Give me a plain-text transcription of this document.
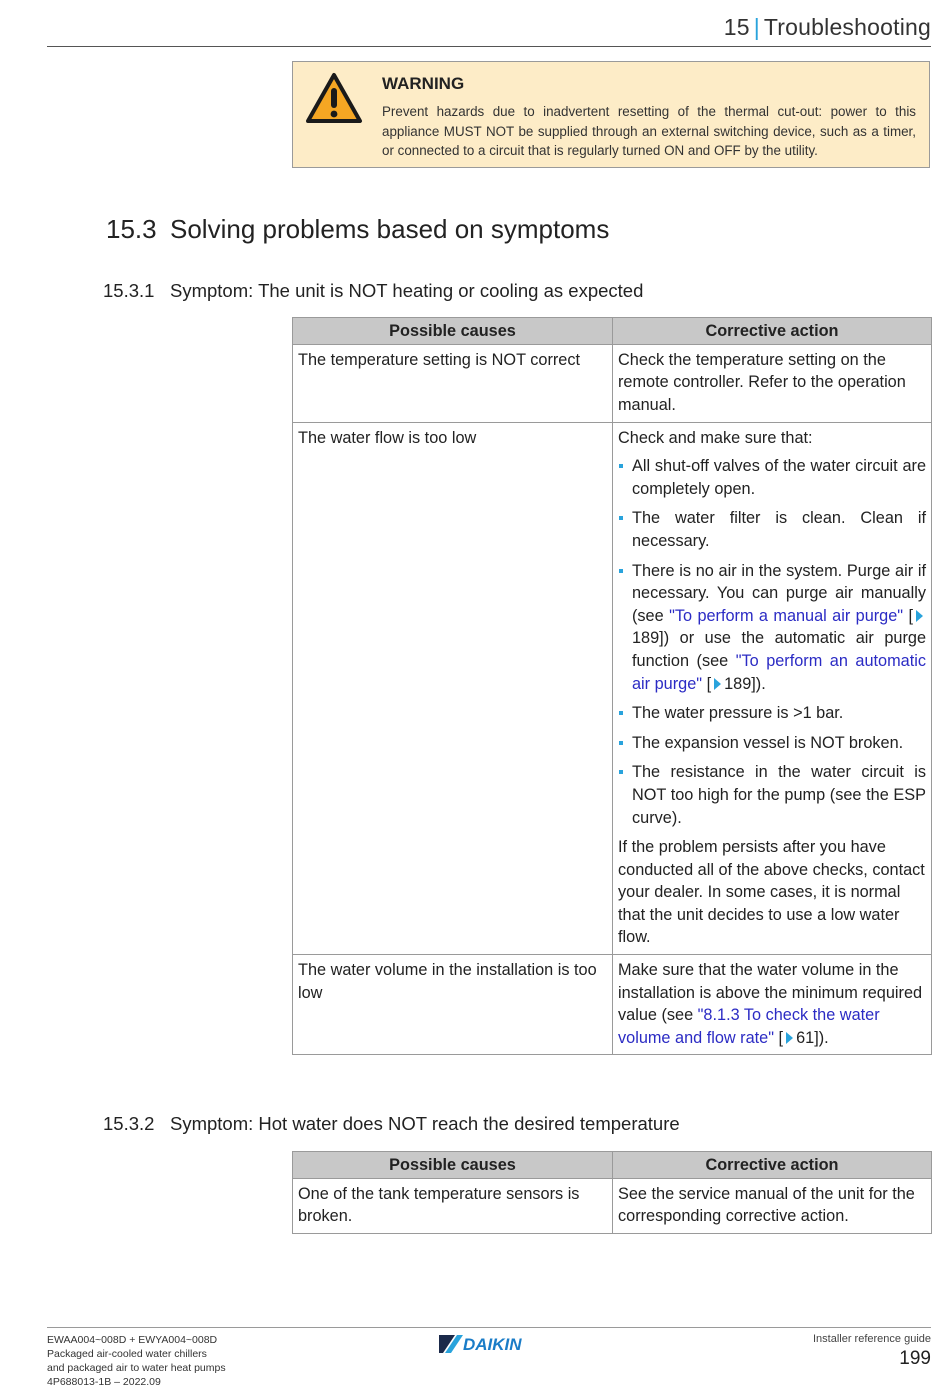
15 | Troubleshooting
WARNING
Prevent hazards due to inadvertent resetting of the thermal cut-out: power to this appliance MUST NOT be supplied through an external switching device, such as a timer, or connected to a circuit that is regularly turned ON and OFF by the utility.
15.3 Solving problems based on symptoms
15.3.1 Symptom: The unit is NOT heating or cooling as expected
Possible causes	Corrective action
The temperature setting is NOT correct	Check the temperature setting on the remote controller. Refer to the operation manual.
The water flow is too low	Check and make sure that:

All shut-off valves of the water circuit are completely open.
The water filter is clean. Clean if necessary.
There is no air in the system. Purge air if necessary. You can purge air manually (see "To perform a manual air purge" [ 189]) or use the automatic air purge function (see "To perform an automatic air purge" [ 189]).
The water pressure is >1 bar.
The expansion vessel is NOT broken.
The resistance in the water circuit is NOT too high for the pump (see the ESP curve).

If the problem persists after you have conducted all of the above checks, contact your dealer. In some cases, it is normal that the unit decides to use a low water flow.

The water volume in the installation is too low	Make sure that the water volume in the installation is above the minimum required value (see "8.1.3 To check the water volume and flow rate" [ 61]).
15.3.2 Symptom: Hot water does NOT reach the desired temperature
Possible causes	Corrective action
One of the tank temperature sensors is broken.	See the service manual of the unit for the corresponding corrective action.
EWAA004~008D + EWYA004~008D
Packaged air-cooled water chillers
and packaged air to water heat pumps
4P688013-1B – 2022.09
DAIKIN	Installer reference guide
199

■ ■ ■ ■ ■ ■ ■

EXERCISE DETAILS: Every record above should come back exactly, but without its pictures.

OUTPUT:
Give me a plain-text transcription of this document.
15 | Troubleshooting
WARNING
Prevent hazards due to inadvertent resetting of the thermal cut-out: power to this appliance MUST NOT be supplied through an external switching device, such as a timer, or connected to a circuit that is regularly turned ON and OFF by the utility.
15.3 Solving problems based on symptoms
15.3.1 Symptom: The unit is NOT heating or cooling as expected
Possible causes	Corrective action
The temperature setting is NOT correct	Check the temperature setting on the remote controller. Refer to the operation manual.
The water flow is too low	Check and make sure that:

All shut-off valves of the water circuit are completely open.
The water filter is clean. Clean if necessary.
There is no air in the system. Purge air if necessary. You can purge air manually (see "To perform a manual air purge" [ 189]) or use the automatic air purge function (see "To perform an automatic air purge" [ 189]).
The water pressure is >1 bar.
The expansion vessel is NOT broken.
The resistance in the water circuit is NOT too high for the pump (see the ESP curve).

If the problem persists after you have conducted all of the above checks, contact your dealer. In some cases, it is normal that the unit decides to use a low water flow.

The water volume in the installation is too low	Make sure that the water volume in the installation is above the minimum required value (see "8.1.3 To check the water volume and flow rate" [ 61]).
15.3.2 Symptom: Hot water does NOT reach the desired temperature
Possible causes	Corrective action
One of the tank temperature sensors is broken.	See the service manual of the unit for the corresponding corrective action.
EWAA004~008D + EWYA004~008D
Packaged air-cooled water chillers
and packaged air to water heat pumps
4P688013-1B – 2022.09
DAIKIN	Installer reference guide
199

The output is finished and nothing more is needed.